What is needed: Copy the lines below exactly, starting with the line that contains "Enumerate the UI" and going on through the line that contains "page-title: Open Data [80, 76, 112, 86]", and leave the pictures out of your copy.

Data for the task:
>>>
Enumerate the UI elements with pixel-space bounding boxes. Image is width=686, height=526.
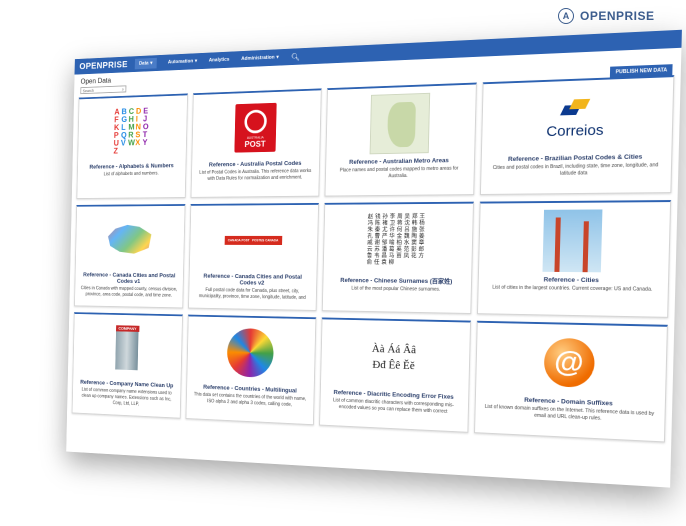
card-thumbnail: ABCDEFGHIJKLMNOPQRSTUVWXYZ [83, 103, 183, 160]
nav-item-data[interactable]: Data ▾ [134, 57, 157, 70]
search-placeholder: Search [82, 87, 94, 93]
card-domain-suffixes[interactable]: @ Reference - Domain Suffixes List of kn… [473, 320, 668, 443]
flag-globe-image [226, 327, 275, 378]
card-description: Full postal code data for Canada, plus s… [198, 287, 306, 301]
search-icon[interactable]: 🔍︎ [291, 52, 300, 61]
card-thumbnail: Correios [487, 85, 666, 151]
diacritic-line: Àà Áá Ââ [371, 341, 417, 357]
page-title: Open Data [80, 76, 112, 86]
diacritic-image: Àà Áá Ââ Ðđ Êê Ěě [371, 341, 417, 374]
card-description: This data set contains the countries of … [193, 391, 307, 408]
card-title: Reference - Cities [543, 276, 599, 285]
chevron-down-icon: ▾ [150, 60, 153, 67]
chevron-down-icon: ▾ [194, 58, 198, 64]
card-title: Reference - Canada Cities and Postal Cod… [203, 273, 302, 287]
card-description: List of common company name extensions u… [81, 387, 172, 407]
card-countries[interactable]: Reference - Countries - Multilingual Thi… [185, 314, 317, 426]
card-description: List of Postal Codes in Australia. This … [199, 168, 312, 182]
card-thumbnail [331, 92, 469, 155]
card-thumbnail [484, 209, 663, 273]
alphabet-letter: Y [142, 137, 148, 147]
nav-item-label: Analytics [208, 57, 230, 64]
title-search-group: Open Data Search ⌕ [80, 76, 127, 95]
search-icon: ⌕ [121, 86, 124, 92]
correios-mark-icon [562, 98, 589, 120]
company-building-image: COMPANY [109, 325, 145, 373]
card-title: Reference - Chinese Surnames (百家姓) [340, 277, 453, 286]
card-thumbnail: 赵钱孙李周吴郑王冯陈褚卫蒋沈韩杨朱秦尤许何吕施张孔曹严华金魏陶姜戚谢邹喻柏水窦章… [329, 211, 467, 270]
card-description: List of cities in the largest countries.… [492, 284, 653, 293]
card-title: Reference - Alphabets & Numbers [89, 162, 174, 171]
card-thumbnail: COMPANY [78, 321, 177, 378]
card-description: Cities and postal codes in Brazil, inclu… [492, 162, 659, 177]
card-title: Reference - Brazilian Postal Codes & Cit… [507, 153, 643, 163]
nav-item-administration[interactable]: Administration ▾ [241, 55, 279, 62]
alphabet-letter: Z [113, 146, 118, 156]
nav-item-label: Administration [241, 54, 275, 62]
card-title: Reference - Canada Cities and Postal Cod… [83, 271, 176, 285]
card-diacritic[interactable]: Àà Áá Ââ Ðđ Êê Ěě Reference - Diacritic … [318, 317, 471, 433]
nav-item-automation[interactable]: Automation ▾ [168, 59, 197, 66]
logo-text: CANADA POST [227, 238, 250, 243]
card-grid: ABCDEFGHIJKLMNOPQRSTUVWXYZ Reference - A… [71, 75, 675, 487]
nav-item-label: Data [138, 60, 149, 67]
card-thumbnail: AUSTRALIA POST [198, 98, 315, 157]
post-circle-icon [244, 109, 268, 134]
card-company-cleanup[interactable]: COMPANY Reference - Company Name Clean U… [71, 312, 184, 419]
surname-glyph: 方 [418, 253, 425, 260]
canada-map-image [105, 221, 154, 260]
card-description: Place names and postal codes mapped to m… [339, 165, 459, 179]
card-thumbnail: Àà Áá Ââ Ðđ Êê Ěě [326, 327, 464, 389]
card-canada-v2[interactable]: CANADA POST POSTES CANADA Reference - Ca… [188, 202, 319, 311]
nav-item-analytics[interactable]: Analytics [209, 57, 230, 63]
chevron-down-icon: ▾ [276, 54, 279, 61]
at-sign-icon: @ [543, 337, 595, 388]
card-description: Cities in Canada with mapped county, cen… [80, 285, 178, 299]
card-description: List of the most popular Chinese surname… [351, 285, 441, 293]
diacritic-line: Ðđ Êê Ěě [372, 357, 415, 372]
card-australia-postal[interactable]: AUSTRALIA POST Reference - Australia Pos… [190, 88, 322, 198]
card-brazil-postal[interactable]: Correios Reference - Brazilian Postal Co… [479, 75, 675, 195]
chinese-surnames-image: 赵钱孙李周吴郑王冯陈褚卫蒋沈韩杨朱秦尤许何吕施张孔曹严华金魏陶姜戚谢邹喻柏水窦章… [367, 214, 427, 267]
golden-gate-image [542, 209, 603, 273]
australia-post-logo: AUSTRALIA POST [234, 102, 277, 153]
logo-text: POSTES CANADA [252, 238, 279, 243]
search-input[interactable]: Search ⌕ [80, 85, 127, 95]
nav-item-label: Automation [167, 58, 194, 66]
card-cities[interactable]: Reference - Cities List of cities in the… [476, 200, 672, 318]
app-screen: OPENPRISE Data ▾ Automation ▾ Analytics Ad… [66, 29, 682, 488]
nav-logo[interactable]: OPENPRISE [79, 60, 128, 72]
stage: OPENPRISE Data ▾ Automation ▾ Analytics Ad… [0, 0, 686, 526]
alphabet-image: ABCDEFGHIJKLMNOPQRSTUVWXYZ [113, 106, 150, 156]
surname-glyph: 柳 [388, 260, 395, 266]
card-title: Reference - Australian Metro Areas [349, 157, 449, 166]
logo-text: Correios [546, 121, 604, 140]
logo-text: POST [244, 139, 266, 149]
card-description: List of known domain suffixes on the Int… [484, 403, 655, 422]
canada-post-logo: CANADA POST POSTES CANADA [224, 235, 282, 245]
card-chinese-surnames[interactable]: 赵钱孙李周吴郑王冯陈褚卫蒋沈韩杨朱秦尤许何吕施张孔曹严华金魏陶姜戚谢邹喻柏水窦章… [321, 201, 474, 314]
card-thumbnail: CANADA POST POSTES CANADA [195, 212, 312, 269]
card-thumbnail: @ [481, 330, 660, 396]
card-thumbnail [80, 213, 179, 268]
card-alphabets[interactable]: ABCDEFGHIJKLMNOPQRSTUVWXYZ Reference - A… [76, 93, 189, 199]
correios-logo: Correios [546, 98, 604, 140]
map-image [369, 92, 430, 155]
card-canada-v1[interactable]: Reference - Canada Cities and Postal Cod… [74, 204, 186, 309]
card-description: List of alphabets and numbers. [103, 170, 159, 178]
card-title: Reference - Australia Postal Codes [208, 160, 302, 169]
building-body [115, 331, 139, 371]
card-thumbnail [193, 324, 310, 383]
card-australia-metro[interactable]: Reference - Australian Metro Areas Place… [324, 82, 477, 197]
<<<
>>>
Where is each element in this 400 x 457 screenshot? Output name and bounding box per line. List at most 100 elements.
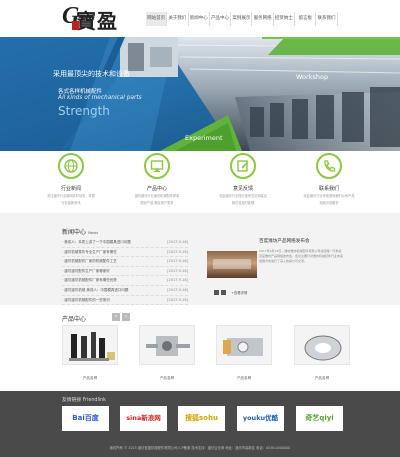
<<<
Correct response:
Enumerate the UI elements with pixel-space bounding boxes. Image is width=686, height=526.
card-thumbnail: ABCDEFGHIJKLMNOPQRSTUVWXYZ [83, 103, 183, 160]
nav-item-data[interactable]: Data ▾ [134, 57, 157, 70]
search-placeholder: Search [82, 87, 94, 93]
card-domain-suffixes[interactable]: @ Reference - Domain Suffixes List of kn… [473, 320, 668, 443]
flag-globe-image [226, 327, 275, 378]
card-description: Full postal code data for Canada, plus s… [198, 287, 306, 301]
search-icon[interactable]: 🔍︎ [291, 52, 300, 61]
card-thumbnail: Correios [487, 85, 666, 151]
diacritic-line: Àà Áá Ââ [371, 341, 417, 357]
page-title: Open Data [80, 76, 112, 86]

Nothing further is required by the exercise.